Repeat the whole listing exactly.

(A run of records)
····················

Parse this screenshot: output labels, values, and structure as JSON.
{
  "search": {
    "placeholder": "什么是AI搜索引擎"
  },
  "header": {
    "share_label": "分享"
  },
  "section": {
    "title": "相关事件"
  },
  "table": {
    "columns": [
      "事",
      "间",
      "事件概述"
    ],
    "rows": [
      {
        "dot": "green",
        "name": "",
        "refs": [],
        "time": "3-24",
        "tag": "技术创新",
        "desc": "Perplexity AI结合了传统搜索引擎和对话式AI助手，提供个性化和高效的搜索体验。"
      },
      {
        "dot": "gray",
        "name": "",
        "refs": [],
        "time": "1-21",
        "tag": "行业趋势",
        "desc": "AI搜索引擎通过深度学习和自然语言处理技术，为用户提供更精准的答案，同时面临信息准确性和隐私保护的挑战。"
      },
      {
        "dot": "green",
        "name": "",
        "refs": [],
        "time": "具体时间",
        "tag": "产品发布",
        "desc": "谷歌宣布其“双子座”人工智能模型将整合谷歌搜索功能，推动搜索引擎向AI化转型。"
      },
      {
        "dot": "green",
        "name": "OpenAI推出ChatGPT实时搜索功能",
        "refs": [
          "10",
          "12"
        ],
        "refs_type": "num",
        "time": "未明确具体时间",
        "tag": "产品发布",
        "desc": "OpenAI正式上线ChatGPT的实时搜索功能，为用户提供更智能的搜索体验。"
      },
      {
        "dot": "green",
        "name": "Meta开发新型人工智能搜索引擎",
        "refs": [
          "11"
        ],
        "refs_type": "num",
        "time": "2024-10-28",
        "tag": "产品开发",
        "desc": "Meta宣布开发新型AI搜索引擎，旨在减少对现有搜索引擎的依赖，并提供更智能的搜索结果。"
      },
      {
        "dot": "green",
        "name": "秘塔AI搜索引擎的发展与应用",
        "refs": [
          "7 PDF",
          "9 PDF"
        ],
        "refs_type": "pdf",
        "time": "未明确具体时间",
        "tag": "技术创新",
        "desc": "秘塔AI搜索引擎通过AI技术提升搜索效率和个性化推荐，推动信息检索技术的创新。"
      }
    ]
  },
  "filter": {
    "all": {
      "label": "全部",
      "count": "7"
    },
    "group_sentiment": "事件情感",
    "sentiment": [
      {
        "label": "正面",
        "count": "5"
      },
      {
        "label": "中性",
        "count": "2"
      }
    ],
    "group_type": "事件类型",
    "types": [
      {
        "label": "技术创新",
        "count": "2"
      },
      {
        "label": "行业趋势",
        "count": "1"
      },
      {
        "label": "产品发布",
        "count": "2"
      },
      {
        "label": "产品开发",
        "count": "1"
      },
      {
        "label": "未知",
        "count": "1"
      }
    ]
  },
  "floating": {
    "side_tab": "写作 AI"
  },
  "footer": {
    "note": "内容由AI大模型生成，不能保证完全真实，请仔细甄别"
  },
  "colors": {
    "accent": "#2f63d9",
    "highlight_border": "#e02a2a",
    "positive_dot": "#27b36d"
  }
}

····················

• _Solution to the problem_:
Parse this screenshot: output labels, values, and structure as JSON.
{
  "search": {
    "placeholder": "什么是AI搜索引擎"
  },
  "header": {
    "share_label": "分享"
  },
  "section": {
    "title": "相关事件"
  },
  "table": {
    "columns": [
      "事",
      "间",
      "事件概述"
    ],
    "rows": [
      {
        "dot": "green",
        "name": "",
        "refs": [],
        "time": "3-24",
        "tag": "技术创新",
        "desc": "Perplexity AI结合了传统搜索引擎和对话式AI助手，提供个性化和高效的搜索体验。"
      },
      {
        "dot": "gray",
        "name": "",
        "refs": [],
        "time": "1-21",
        "tag": "行业趋势",
        "desc": "AI搜索引擎通过深度学习和自然语言处理技术，为用户提供更精准的答案，同时面临信息准确性和隐私保护的挑战。"
      },
      {
        "dot": "green",
        "name": "",
        "refs": [],
        "time": "具体时间",
        "tag": "产品发布",
        "desc": "谷歌宣布其“双子座”人工智能模型将整合谷歌搜索功能，推动搜索引擎向AI化转型。"
      },
      {
        "dot": "green",
        "name": "OpenAI推出ChatGPT实时搜索功能",
        "refs": [
          "10",
          "12"
        ],
        "refs_type": "num",
        "time": "未明确具体时间",
        "tag": "产品发布",
        "desc": "OpenAI正式上线ChatGPT的实时搜索功能，为用户提供更智能的搜索体验。"
      },
      {
        "dot": "green",
        "name": "Meta开发新型人工智能搜索引擎",
        "refs": [
          "11"
        ],
        "refs_type": "num",
        "time": "2024-10-28",
        "tag": "产品开发",
        "desc": "Meta宣布开发新型AI搜索引擎，旨在减少对现有搜索引擎的依赖，并提供更智能的搜索结果。"
      },
      {
        "dot": "green",
        "name": "秘塔AI搜索引擎的发展与应用",
        "refs": [
          "7 PDF",
          "9 PDF"
        ],
        "refs_type": "pdf",
        "time": "未明确具体时间",
        "tag": "技术创新",
        "desc": "秘塔AI搜索引擎通过AI技术提升搜索效率和个性化推荐，推动信息检索技术的创新。"
      }
    ]
  },
  "filter": {
    "all": {
      "label": "全部",
      "count": "7"
    },
    "group_sentiment": "事件情感",
    "sentiment": [
      {
        "label": "正面",
        "count": "5"
      },
      {
        "label": "中性",
        "count": "2"
      }
    ],
    "group_type": "事件类型",
    "types": [
      {
        "label": "技术创新",
        "count": "2"
      },
      {
        "label": "行业趋势",
        "count": "1"
      },
      {
        "label": "产品发布",
        "count": "2"
      },
      {
        "label": "产品开发",
        "count": "1"
      },
      {
        "label": "未知",
        "count": "1"
      }
    ]
  },
  "floating": {
    "side_tab": "写作 AI"
  },
  "footer": {
    "note": "内容由AI大模型生成，不能保证完全真实，请仔细甄别"
  },
  "colors": {
    "accent": "#2f63d9",
    "highlight_border": "#e02a2a",
    "positive_dot": "#27b36d"
  }
}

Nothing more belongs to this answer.